- _Exercise aim_: Go through the entries below and pick out every line with "this".

* Begin Dataset *

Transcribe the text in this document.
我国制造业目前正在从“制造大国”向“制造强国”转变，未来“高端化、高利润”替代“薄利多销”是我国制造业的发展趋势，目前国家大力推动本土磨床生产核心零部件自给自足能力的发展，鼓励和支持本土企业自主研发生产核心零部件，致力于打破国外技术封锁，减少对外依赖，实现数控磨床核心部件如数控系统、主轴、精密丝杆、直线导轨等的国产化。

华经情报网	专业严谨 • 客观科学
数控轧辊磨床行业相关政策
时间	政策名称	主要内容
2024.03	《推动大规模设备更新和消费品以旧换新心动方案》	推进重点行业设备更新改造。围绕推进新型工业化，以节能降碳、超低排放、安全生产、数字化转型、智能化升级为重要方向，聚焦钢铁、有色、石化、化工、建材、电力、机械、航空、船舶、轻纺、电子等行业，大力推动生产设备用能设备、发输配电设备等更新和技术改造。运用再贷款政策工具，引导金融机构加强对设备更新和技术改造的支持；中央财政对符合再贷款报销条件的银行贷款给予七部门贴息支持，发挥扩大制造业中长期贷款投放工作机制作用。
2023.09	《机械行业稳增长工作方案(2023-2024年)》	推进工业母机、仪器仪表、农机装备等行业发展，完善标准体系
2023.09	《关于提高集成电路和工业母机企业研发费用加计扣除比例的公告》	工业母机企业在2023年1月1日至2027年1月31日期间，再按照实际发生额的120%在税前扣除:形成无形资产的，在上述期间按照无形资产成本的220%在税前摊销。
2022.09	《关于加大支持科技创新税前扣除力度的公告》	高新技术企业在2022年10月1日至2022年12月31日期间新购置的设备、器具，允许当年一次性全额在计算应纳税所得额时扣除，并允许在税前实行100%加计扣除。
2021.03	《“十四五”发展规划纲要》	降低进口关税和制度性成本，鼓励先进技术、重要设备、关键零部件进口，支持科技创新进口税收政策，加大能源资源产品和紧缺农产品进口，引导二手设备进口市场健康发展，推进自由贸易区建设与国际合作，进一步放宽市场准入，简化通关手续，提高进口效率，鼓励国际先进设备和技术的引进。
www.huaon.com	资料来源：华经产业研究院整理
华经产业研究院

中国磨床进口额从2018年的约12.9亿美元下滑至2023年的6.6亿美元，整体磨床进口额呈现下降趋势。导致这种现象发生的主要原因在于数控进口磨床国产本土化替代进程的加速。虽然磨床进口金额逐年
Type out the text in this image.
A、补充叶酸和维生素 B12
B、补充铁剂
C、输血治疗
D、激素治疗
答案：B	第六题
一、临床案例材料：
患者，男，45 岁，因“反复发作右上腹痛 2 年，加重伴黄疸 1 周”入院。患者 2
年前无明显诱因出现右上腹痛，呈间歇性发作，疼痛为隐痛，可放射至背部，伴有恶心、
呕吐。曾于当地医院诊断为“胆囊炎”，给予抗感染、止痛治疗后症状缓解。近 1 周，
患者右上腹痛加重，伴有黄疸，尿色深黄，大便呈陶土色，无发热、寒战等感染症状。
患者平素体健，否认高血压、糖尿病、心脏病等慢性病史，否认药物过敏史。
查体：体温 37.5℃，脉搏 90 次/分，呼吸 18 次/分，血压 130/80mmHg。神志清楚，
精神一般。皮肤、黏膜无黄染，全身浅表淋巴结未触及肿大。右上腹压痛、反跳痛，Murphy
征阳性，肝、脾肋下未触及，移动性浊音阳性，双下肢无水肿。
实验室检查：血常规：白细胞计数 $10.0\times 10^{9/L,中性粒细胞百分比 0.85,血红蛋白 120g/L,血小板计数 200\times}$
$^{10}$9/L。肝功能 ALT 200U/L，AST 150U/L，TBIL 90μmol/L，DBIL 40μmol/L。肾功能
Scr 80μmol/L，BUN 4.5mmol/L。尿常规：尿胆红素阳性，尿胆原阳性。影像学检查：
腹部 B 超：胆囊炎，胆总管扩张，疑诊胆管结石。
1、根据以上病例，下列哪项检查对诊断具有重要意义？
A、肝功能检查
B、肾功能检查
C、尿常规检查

* End Dataset *

- _Complete answer_:
Transcribe the text in this document.
Type out the text in this image.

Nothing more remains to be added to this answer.